Directive: Copy the lines from the one holding "599, 567, 613]" through the one holding "621, 240, 635]", including both of those lines.

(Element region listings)
· · · · · · ·
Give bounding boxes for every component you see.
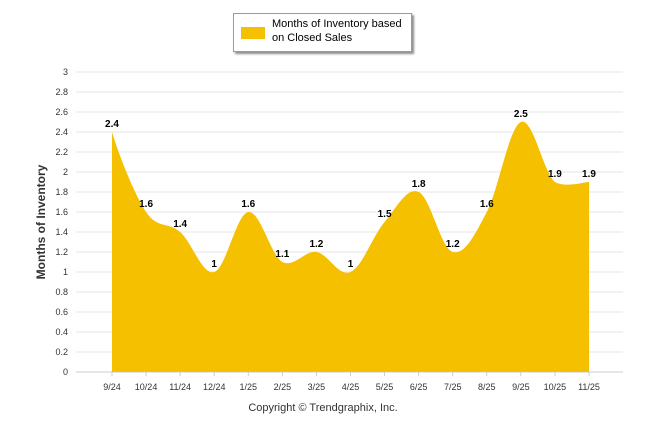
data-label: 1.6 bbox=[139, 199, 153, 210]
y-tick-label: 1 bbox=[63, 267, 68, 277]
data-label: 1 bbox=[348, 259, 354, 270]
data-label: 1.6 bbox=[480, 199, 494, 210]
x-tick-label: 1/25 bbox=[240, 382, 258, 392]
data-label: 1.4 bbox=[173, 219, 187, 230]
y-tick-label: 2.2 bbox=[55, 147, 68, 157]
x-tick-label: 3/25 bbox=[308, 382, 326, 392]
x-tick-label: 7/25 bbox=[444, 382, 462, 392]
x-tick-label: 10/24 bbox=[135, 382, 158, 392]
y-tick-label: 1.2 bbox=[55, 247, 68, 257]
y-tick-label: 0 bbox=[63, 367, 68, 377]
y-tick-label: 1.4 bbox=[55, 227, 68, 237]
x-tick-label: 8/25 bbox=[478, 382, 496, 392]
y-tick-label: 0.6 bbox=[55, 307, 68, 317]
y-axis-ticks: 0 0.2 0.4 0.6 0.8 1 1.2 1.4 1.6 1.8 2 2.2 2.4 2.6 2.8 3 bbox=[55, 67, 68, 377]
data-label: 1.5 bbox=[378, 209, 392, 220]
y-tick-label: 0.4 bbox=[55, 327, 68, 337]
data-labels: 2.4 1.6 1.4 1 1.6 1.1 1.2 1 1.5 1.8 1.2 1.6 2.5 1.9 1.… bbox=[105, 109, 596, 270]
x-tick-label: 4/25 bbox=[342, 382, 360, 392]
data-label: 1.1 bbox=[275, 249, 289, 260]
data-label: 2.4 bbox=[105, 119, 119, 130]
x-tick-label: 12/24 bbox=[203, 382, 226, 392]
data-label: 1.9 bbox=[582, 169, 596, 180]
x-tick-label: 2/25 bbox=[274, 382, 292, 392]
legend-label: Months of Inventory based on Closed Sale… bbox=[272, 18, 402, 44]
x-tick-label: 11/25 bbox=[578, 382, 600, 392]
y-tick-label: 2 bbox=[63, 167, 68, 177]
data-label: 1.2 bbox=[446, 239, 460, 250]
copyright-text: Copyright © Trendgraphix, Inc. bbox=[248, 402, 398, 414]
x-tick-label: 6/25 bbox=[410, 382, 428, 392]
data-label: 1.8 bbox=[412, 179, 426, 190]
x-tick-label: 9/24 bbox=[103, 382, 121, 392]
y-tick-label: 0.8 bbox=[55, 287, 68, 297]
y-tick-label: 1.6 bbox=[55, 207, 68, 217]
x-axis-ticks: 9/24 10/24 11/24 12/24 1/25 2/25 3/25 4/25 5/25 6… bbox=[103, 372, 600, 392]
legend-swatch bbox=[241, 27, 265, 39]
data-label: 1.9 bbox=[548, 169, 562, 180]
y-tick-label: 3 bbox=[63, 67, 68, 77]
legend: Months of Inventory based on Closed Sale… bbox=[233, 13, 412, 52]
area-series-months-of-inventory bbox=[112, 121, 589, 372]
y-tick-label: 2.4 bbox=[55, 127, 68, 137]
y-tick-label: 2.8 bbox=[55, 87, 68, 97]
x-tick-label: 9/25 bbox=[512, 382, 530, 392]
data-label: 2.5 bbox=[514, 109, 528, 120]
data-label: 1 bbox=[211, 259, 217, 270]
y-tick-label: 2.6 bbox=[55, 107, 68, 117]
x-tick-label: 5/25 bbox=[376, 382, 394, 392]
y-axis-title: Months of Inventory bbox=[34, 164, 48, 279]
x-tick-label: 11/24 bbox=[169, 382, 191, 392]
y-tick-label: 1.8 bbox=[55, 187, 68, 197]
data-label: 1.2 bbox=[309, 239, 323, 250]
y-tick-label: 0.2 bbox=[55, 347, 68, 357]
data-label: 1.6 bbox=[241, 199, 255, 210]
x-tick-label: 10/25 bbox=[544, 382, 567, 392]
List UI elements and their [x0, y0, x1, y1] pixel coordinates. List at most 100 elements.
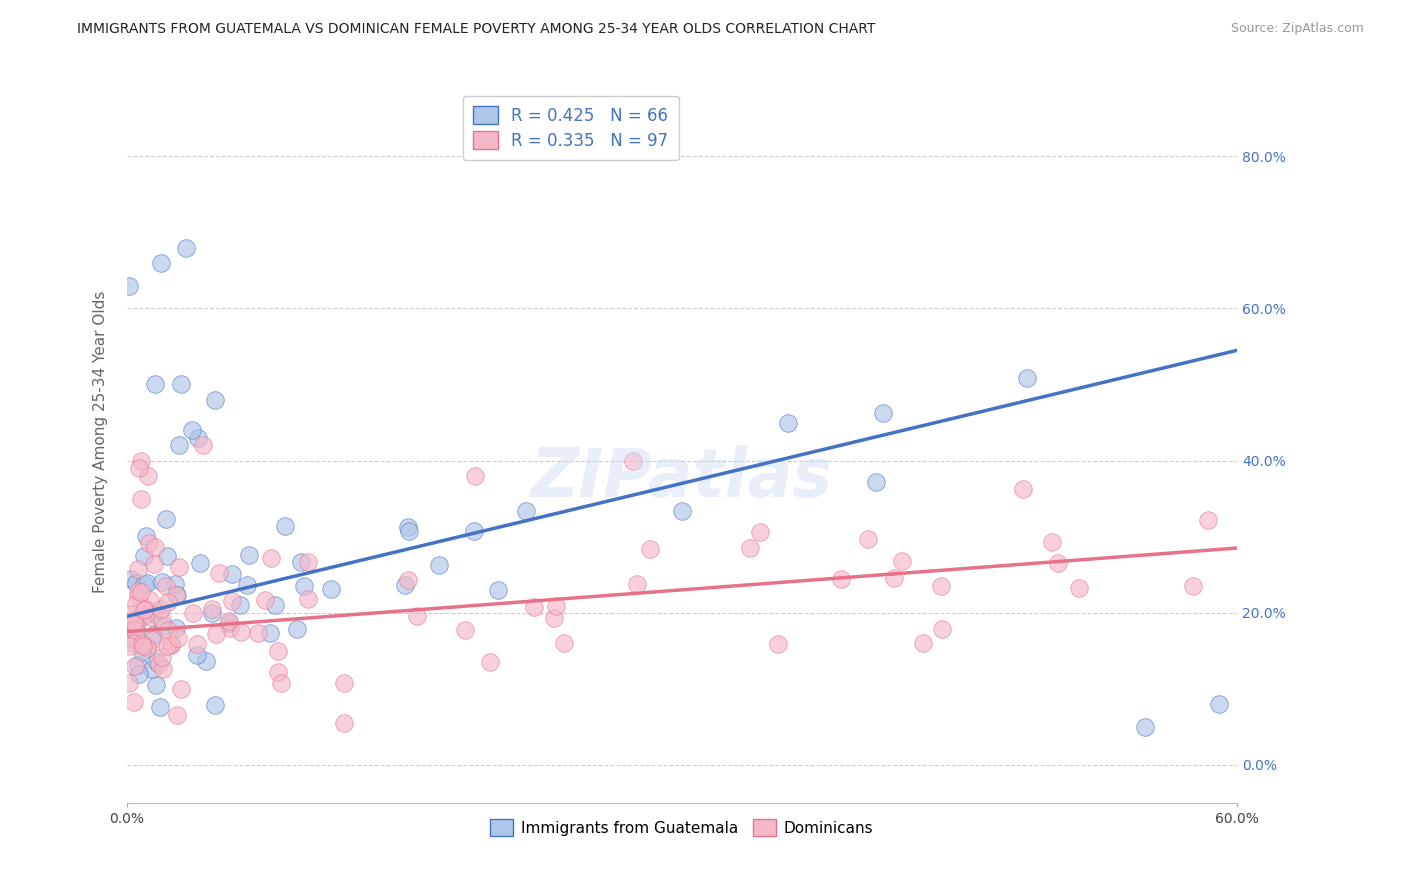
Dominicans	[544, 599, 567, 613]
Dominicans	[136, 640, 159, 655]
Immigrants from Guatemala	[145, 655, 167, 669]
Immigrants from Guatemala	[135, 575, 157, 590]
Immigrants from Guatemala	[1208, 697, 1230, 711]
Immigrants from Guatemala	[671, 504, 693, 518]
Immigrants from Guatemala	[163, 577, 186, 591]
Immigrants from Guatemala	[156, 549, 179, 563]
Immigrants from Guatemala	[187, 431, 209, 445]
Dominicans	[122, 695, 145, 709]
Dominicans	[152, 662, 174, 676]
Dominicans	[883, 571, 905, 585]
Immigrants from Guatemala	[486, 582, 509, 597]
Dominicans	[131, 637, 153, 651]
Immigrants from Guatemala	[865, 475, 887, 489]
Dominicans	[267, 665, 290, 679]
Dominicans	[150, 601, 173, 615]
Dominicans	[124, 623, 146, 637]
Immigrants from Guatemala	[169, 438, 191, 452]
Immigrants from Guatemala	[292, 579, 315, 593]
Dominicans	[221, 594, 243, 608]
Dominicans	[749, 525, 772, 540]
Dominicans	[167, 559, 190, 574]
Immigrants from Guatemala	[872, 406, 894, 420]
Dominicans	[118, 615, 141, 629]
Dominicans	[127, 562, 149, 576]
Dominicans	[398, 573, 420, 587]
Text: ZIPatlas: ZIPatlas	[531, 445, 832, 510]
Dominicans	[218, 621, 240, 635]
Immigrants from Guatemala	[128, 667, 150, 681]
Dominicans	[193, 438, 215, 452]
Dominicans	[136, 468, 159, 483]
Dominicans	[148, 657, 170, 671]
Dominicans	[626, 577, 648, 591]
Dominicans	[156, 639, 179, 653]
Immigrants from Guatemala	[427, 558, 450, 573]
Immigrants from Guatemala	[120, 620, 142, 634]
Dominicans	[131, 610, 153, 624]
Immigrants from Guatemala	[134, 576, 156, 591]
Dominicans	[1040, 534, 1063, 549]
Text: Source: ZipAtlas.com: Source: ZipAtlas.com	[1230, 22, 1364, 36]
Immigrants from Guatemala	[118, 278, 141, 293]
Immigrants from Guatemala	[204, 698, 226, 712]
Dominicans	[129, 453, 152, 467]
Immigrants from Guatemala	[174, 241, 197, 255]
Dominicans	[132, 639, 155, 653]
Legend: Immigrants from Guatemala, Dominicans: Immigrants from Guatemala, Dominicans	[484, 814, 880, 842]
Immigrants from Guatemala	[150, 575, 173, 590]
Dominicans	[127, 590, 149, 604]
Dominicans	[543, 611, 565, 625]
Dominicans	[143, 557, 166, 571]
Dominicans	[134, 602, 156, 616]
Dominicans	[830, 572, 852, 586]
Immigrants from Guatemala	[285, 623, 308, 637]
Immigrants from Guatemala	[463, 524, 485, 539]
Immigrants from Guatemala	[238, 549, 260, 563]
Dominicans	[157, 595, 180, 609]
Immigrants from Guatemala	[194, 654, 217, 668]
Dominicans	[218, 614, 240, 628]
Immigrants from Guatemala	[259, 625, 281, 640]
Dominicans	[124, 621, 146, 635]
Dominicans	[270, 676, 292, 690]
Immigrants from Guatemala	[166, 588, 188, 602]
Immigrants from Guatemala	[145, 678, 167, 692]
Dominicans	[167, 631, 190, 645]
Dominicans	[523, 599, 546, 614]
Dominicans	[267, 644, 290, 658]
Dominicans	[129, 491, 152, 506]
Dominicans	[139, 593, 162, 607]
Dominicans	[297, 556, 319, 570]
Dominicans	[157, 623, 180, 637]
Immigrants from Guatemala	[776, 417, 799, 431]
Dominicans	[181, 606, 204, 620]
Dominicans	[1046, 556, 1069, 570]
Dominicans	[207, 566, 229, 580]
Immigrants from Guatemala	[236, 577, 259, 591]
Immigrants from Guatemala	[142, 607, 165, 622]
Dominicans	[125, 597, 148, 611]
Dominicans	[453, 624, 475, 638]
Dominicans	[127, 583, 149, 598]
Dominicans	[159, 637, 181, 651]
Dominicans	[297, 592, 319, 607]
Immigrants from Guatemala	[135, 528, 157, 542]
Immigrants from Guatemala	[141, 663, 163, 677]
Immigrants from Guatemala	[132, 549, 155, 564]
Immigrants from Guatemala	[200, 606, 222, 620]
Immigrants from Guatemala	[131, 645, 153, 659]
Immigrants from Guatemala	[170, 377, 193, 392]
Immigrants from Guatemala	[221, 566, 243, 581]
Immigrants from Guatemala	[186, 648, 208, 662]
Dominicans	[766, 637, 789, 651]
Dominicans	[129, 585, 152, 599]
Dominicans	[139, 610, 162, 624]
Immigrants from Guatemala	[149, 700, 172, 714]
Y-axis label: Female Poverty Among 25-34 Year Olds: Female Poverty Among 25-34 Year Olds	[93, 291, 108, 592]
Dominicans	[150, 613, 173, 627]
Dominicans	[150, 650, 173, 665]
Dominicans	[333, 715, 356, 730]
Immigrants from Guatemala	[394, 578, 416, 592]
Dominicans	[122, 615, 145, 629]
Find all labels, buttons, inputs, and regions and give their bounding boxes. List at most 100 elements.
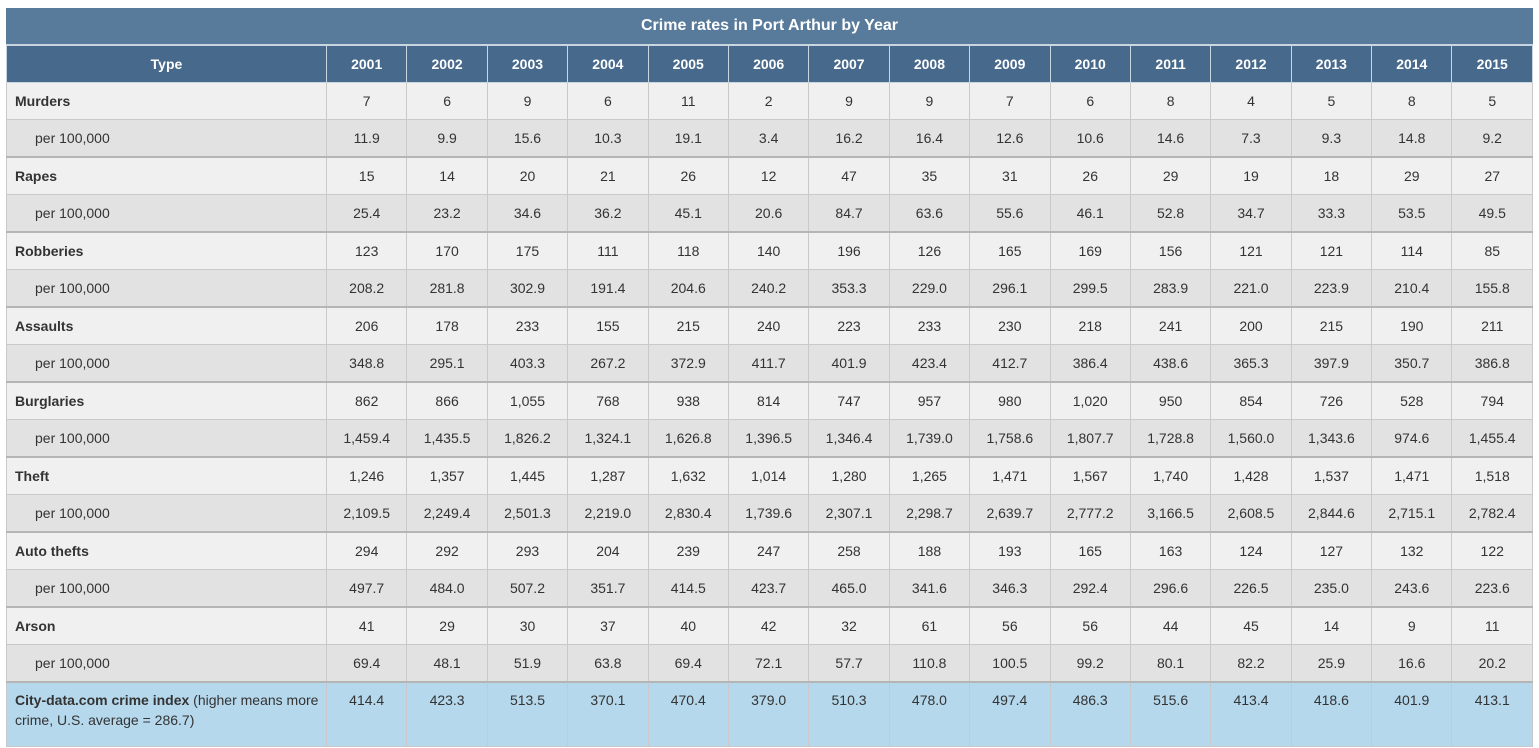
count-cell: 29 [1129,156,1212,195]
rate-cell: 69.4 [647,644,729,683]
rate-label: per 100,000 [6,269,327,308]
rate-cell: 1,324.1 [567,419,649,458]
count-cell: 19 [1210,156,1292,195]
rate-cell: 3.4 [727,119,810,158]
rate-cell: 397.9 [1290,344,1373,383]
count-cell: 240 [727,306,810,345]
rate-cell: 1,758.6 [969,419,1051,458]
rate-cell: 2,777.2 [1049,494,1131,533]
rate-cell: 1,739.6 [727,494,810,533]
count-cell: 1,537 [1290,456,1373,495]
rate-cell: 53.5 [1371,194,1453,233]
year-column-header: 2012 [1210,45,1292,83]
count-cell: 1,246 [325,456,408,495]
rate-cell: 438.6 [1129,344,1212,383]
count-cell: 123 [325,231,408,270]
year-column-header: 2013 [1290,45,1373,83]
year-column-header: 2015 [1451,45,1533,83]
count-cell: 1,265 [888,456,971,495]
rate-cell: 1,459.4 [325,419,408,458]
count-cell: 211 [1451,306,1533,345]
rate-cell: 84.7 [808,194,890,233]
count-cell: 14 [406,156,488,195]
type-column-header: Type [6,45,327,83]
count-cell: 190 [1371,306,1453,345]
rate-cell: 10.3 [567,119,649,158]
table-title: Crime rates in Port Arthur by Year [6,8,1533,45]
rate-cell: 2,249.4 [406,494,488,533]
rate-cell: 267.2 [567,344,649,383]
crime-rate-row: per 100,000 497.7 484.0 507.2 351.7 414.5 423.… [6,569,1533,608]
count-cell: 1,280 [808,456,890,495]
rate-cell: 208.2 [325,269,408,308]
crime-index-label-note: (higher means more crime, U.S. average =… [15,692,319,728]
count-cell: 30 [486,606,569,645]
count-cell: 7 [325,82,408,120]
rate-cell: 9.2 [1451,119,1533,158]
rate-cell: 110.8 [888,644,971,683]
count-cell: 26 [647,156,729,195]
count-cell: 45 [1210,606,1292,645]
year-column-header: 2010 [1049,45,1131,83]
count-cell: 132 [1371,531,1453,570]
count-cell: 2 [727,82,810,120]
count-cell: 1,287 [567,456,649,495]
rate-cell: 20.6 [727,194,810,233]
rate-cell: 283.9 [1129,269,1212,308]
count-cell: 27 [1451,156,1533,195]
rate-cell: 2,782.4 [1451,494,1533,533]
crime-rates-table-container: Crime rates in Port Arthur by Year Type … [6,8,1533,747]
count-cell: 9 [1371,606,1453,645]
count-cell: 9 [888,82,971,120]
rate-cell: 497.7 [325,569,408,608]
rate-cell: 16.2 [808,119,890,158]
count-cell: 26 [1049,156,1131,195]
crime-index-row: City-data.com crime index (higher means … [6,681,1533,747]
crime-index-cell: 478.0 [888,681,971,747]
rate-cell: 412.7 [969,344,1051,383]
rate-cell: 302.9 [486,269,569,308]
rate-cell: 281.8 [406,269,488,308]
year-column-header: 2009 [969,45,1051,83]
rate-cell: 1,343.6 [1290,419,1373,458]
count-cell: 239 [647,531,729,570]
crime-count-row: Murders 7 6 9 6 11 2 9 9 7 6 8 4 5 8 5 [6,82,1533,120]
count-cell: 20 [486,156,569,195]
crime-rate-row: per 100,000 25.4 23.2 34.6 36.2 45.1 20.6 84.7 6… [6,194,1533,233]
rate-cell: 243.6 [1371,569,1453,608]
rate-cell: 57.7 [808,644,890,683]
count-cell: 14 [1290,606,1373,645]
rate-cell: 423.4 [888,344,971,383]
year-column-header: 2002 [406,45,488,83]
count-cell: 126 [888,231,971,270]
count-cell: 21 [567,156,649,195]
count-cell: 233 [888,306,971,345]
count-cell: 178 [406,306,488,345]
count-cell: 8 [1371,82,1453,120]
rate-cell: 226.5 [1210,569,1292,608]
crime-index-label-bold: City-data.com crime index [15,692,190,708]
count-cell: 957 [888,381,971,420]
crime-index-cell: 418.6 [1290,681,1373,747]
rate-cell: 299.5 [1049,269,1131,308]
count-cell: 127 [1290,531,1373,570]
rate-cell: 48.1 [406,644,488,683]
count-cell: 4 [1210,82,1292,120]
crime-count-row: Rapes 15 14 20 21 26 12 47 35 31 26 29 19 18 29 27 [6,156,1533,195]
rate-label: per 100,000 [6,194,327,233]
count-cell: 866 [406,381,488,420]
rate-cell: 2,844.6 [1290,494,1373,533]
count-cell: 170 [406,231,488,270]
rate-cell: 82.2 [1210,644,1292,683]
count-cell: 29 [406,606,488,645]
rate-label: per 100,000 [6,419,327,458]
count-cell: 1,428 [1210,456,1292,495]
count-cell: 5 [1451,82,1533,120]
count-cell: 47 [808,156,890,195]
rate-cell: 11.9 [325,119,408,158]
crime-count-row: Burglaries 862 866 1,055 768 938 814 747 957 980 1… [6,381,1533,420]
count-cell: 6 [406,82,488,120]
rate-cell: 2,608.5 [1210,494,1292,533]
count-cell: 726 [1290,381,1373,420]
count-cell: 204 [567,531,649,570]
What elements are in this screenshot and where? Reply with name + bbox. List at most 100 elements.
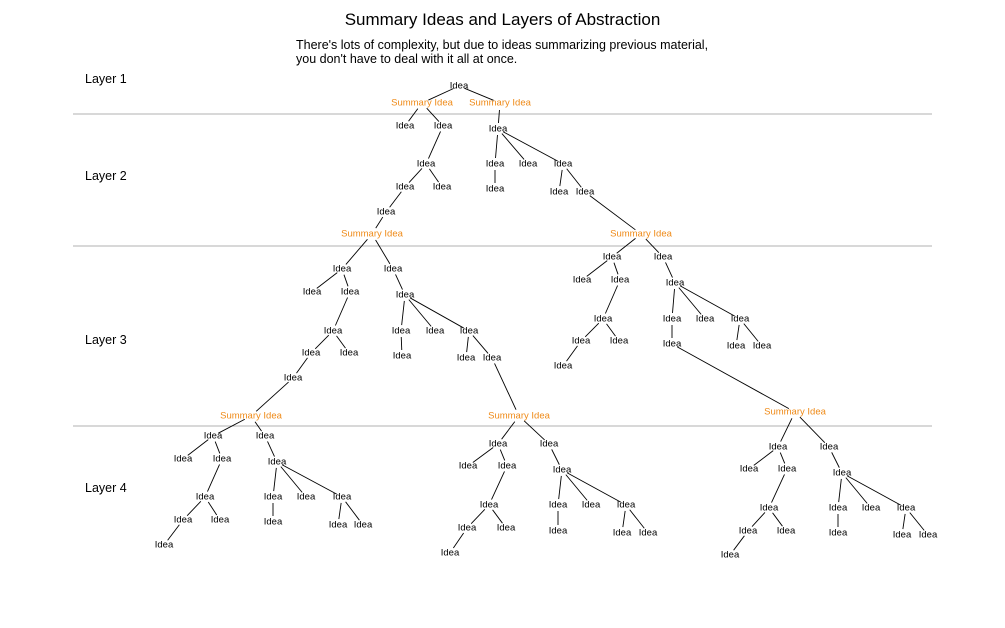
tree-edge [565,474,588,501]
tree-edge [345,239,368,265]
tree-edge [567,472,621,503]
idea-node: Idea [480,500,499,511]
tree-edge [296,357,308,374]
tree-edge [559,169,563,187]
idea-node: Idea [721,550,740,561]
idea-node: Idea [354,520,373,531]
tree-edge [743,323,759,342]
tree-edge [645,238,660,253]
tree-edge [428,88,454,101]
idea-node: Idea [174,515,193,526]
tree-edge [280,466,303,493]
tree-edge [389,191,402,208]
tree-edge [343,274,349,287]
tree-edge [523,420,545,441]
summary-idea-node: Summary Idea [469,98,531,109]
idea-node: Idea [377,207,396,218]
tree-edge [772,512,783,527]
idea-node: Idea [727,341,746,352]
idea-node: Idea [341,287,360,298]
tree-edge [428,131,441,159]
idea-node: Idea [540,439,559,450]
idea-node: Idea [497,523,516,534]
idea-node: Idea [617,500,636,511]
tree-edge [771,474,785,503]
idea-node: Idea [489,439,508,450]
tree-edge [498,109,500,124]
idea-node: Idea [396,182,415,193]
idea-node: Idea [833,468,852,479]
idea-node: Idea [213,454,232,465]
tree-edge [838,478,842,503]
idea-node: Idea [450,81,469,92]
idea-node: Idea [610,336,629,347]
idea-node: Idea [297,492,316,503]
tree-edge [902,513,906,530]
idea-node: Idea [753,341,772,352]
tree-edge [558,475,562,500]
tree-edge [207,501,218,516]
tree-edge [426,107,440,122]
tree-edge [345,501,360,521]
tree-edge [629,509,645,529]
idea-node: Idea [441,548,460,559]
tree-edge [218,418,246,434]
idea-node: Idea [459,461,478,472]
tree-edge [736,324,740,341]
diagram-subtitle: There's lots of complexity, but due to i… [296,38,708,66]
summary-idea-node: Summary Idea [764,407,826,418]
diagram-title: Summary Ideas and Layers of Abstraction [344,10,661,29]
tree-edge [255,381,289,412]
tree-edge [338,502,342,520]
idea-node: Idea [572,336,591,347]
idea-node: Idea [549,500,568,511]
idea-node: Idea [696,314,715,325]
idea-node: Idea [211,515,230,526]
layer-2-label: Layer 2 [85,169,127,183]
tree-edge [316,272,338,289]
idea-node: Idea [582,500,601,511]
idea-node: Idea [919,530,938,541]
· · · · · · ·
Solution to the problem:
Dominicans	[544, 599, 567, 613]
Dominicans	[136, 640, 159, 655]
Immigrants from Guatemala	[145, 655, 167, 669]
Immigrants from Guatemala	[135, 575, 157, 590]
Immigrants from Guatemala	[1208, 697, 1230, 711]
Immigrants from Guatemala	[671, 504, 693, 518]
Immigrants from Guatemala	[163, 577, 186, 591]
Immigrants from Guatemala	[156, 549, 179, 563]
Immigrants from Guatemala	[187, 431, 209, 445]
Dominicans	[122, 695, 145, 709]
Dominicans	[152, 662, 174, 676]
Dominicans	[883, 571, 905, 585]
Immigrants from Guatemala	[486, 582, 509, 597]
Dominicans	[131, 637, 153, 651]
Immigrants from Guatemala	[865, 475, 887, 489]
Dominicans	[267, 665, 290, 679]
Dominicans	[150, 601, 173, 615]
Dominicans	[124, 623, 146, 637]
Immigrants from Guatemala	[169, 438, 191, 452]
Immigrants from Guatemala	[292, 579, 315, 593]
Dominicans	[221, 594, 243, 608]
Dominicans	[749, 525, 772, 540]
Dominicans	[167, 559, 190, 574]
Immigrants from Guatemala	[872, 406, 894, 420]
Dominicans	[118, 615, 141, 629]
Dominicans	[127, 562, 149, 576]
Dominicans	[398, 573, 420, 587]
Text: ZIPatlas: ZIPatlas	[531, 445, 832, 510]
Dominicans	[218, 621, 240, 635]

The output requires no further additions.